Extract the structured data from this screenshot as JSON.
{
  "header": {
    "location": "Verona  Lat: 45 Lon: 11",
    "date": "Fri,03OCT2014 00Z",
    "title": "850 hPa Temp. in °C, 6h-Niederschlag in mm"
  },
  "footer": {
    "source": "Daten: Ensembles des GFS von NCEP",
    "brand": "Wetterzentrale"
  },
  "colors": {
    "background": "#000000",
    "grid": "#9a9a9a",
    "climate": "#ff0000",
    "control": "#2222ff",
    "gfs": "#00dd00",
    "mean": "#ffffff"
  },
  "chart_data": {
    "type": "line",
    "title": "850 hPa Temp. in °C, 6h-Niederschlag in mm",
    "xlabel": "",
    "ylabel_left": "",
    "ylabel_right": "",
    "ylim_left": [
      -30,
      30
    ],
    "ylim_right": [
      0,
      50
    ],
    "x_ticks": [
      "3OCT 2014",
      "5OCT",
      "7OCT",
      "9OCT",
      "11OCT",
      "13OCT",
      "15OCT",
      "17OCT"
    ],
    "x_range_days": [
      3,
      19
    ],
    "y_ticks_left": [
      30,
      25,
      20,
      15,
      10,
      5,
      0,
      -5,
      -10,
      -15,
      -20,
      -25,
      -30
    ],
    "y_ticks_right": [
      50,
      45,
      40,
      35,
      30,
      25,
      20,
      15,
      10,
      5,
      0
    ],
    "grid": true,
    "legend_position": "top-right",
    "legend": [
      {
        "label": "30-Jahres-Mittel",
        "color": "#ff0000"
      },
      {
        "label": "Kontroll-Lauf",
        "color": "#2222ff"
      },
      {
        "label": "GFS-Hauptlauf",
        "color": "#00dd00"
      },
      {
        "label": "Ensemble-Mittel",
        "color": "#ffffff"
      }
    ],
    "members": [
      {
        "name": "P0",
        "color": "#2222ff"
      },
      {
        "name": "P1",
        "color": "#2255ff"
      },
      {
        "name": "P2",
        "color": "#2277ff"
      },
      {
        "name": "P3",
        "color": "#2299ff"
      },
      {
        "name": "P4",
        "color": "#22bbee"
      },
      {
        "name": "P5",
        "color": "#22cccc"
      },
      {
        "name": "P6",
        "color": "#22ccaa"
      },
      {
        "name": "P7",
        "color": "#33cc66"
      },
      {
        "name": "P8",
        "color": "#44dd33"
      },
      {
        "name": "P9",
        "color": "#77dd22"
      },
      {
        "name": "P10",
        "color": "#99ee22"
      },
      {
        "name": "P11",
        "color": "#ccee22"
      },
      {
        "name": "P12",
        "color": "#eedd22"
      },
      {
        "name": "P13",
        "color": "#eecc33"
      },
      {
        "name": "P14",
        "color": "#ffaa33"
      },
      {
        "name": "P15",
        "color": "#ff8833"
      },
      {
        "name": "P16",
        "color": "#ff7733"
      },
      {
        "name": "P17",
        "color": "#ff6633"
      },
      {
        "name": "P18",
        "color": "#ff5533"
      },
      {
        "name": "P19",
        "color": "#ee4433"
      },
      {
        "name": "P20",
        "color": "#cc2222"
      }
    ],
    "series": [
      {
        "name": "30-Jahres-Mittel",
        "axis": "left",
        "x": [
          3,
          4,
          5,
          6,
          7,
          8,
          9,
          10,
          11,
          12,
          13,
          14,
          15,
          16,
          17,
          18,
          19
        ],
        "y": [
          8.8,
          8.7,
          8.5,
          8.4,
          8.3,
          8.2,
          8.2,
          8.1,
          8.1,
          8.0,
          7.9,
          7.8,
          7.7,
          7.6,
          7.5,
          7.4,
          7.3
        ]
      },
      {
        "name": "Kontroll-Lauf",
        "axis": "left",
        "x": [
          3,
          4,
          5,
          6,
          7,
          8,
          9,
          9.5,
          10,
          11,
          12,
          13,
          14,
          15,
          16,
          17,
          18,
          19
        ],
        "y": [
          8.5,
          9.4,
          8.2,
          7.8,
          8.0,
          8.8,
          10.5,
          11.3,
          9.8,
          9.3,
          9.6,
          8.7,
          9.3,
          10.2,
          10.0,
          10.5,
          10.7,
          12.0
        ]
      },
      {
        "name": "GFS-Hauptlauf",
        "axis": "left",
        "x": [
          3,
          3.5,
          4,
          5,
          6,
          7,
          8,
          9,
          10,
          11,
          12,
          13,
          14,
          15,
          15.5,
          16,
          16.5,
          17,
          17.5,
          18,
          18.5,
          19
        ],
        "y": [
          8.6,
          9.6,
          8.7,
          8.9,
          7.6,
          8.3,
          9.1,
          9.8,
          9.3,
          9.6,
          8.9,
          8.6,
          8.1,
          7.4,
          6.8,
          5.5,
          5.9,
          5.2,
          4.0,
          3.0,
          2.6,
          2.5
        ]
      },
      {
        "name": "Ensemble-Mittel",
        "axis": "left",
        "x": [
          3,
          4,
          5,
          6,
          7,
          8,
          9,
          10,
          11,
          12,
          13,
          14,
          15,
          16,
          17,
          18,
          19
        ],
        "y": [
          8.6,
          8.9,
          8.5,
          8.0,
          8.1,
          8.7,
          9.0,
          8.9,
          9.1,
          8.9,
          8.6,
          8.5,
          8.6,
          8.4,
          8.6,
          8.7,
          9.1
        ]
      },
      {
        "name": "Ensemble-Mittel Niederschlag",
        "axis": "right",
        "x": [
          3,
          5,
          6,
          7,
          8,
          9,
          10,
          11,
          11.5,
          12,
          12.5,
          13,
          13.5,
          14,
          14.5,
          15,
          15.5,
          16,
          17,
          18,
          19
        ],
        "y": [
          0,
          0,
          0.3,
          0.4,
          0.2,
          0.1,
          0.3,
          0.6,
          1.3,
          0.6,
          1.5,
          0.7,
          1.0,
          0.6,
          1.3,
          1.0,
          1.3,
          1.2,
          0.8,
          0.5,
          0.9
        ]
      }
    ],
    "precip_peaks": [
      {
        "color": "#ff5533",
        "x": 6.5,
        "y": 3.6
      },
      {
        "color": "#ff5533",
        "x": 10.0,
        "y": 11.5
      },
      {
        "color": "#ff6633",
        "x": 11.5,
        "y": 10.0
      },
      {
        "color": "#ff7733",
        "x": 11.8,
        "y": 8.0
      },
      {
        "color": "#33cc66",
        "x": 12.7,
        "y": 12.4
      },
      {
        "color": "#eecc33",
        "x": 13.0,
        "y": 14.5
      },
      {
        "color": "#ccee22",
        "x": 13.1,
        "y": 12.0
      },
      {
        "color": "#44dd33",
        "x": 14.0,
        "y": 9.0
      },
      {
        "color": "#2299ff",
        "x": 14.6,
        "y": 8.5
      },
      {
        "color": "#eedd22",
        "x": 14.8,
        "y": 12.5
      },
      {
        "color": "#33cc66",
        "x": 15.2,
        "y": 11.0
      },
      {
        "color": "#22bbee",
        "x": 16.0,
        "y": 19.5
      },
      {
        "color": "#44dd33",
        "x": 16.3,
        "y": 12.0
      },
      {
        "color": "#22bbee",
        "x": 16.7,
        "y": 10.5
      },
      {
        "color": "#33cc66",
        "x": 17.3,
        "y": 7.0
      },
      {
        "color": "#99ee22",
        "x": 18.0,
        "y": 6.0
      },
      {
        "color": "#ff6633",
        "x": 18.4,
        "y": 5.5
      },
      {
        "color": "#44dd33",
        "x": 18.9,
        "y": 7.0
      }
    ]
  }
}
== == ==
--- Task goal ---
Repeat the listing above without any change.

--- Result ---
Extract the structured data from this screenshot as JSON.
{
  "header": {
    "location": "Verona  Lat: 45 Lon: 11",
    "date": "Fri,03OCT2014 00Z",
    "title": "850 hPa Temp. in °C, 6h-Niederschlag in mm"
  },
  "footer": {
    "source": "Daten: Ensembles des GFS von NCEP",
    "brand": "Wetterzentrale"
  },
  "colors": {
    "background": "#000000",
    "grid": "#9a9a9a",
    "climate": "#ff0000",
    "control": "#2222ff",
    "gfs": "#00dd00",
    "mean": "#ffffff"
  },
  "chart_data": {
    "type": "line",
    "title": "850 hPa Temp. in °C, 6h-Niederschlag in mm",
    "xlabel": "",
    "ylabel_left": "",
    "ylabel_right": "",
    "ylim_left": [
      -30,
      30
    ],
    "ylim_right": [
      0,
      50
    ],
    "x_ticks": [
      "3OCT 2014",
      "5OCT",
      "7OCT",
      "9OCT",
      "11OCT",
      "13OCT",
      "15OCT",
      "17OCT"
    ],
    "x_range_days": [
      3,
      19
    ],
    "y_ticks_left": [
      30,
      25,
      20,
      15,
      10,
      5,
      0,
      -5,
      -10,
      -15,
      -20,
      -25,
      -30
    ],
    "y_ticks_right": [
      50,
      45,
      40,
      35,
      30,
      25,
      20,
      15,
      10,
      5,
      0
    ],
    "grid": true,
    "legend_position": "top-right",
    "legend": [
      {
        "label": "30-Jahres-Mittel",
        "color": "#ff0000"
      },
      {
        "label": "Kontroll-Lauf",
        "color": "#2222ff"
      },
      {
        "label": "GFS-Hauptlauf",
        "color": "#00dd00"
      },
      {
        "label": "Ensemble-Mittel",
        "color": "#ffffff"
      }
    ],
    "members": [
      {
        "name": "P0",
        "color": "#2222ff"
      },
      {
        "name": "P1",
        "color": "#2255ff"
      },
      {
        "name": "P2",
        "color": "#2277ff"
      },
      {
        "name": "P3",
        "color": "#2299ff"
      },
      {
        "name": "P4",
        "color": "#22bbee"
      },
      {
        "name": "P5",
        "color": "#22cccc"
      },
      {
        "name": "P6",
        "color": "#22ccaa"
      },
      {
        "name": "P7",
        "color": "#33cc66"
      },
      {
        "name": "P8",
        "color": "#44dd33"
      },
      {
        "name": "P9",
        "color": "#77dd22"
      },
      {
        "name": "P10",
        "color": "#99ee22"
      },
      {
        "name": "P11",
        "color": "#ccee22"
      },
      {
        "name": "P12",
        "color": "#eedd22"
      },
      {
        "name": "P13",
        "color": "#eecc33"
      },
      {
        "name": "P14",
        "color": "#ffaa33"
      },
      {
        "name": "P15",
        "color": "#ff8833"
      },
      {
        "name": "P16",
        "color": "#ff7733"
      },
      {
        "name": "P17",
        "color": "#ff6633"
      },
      {
        "name": "P18",
        "color": "#ff5533"
      },
      {
        "name": "P19",
        "color": "#ee4433"
      },
      {
        "name": "P20",
        "color": "#cc2222"
      }
    ],
    "series": [
      {
        "name": "30-Jahres-Mittel",
        "axis": "left",
        "x": [
          3,
          4,
          5,
          6,
          7,
          8,
          9,
          10,
          11,
          12,
          13,
          14,
          15,
          16,
          17,
          18,
          19
        ],
        "y": [
          8.8,
          8.7,
          8.5,
          8.4,
          8.3,
          8.2,
          8.2,
          8.1,
          8.1,
          8.0,
          7.9,
          7.8,
          7.7,
          7.6,
          7.5,
          7.4,
          7.3
        ]
      },
      {
        "name": "Kontroll-Lauf",
        "axis": "left",
        "x": [
          3,
          4,
          5,
          6,
          7,
          8,
          9,
          9.5,
          10,
          11,
          12,
          13,
          14,
          15,
          16,
          17,
          18,
          19
        ],
        "y": [
          8.5,
          9.4,
          8.2,
          7.8,
          8.0,
          8.8,
          10.5,
          11.3,
          9.8,
          9.3,
          9.6,
          8.7,
          9.3,
          10.2,
          10.0,
          10.5,
          10.7,
          12.0
        ]
      },
      {
        "name": "GFS-Hauptlauf",
        "axis": "left",
        "x": [
          3,
          3.5,
          4,
          5,
          6,
          7,
          8,
          9,
          10,
          11,
          12,
          13,
          14,
          15,
          15.5,
          16,
          16.5,
          17,
          17.5,
          18,
          18.5,
          19
        ],
        "y": [
          8.6,
          9.6,
          8.7,
          8.9,
          7.6,
          8.3,
          9.1,
          9.8,
          9.3,
          9.6,
          8.9,
          8.6,
          8.1,
          7.4,
          6.8,
          5.5,
          5.9,
          5.2,
          4.0,
          3.0,
          2.6,
          2.5
        ]
      },
      {
        "name": "Ensemble-Mittel",
        "axis": "left",
        "x": [
          3,
          4,
          5,
          6,
          7,
          8,
          9,
          10,
          11,
          12,
          13,
          14,
          15,
          16,
          17,
          18,
          19
        ],
        "y": [
          8.6,
          8.9,
          8.5,
          8.0,
          8.1,
          8.7,
          9.0,
          8.9,
          9.1,
          8.9,
          8.6,
          8.5,
          8.6,
          8.4,
          8.6,
          8.7,
          9.1
        ]
      },
      {
        "name": "Ensemble-Mittel Niederschlag",
        "axis": "right",
        "x": [
          3,
          5,
          6,
          7,
          8,
          9,
          10,
          11,
          11.5,
          12,
          12.5,
          13,
          13.5,
          14,
          14.5,
          15,
          15.5,
          16,
          17,
          18,
          19
        ],
        "y": [
          0,
          0,
          0.3,
          0.4,
          0.2,
          0.1,
          0.3,
          0.6,
          1.3,
          0.6,
          1.5,
          0.7,
          1.0,
          0.6,
          1.3,
          1.0,
          1.3,
          1.2,
          0.8,
          0.5,
          0.9
        ]
      }
    ],
    "precip_peaks": [
      {
        "color": "#ff5533",
        "x": 6.5,
        "y": 3.6
      },
      {
        "color": "#ff5533",
        "x": 10.0,
        "y": 11.5
      },
      {
        "color": "#ff6633",
        "x": 11.5,
        "y": 10.0
      },
      {
        "color": "#ff7733",
        "x": 11.8,
        "y": 8.0
      },
      {
        "color": "#33cc66",
        "x": 12.7,
        "y": 12.4
      },
      {
        "color": "#eecc33",
        "x": 13.0,
        "y": 14.5
      },
      {
        "color": "#ccee22",
        "x": 13.1,
        "y": 12.0
      },
      {
        "color": "#44dd33",
        "x": 14.0,
        "y": 9.0
      },
      {
        "color": "#2299ff",
        "x": 14.6,
        "y": 8.5
      },
      {
        "color": "#eedd22",
        "x": 14.8,
        "y": 12.5
      },
      {
        "color": "#33cc66",
        "x": 15.2,
        "y": 11.0
      },
      {
        "color": "#22bbee",
        "x": 16.0,
        "y": 19.5
      },
      {
        "color": "#44dd33",
        "x": 16.3,
        "y": 12.0
      },
      {
        "color": "#22bbee",
        "x": 16.7,
        "y": 10.5
      },
      {
        "color": "#33cc66",
        "x": 17.3,
        "y": 7.0
      },
      {
        "color": "#99ee22",
        "x": 18.0,
        "y": 6.0
      },
      {
        "color": "#ff6633",
        "x": 18.4,
        "y": 5.5
      },
      {
        "color": "#44dd33",
        "x": 18.9,
        "y": 7.0
      }
    ]
  }
}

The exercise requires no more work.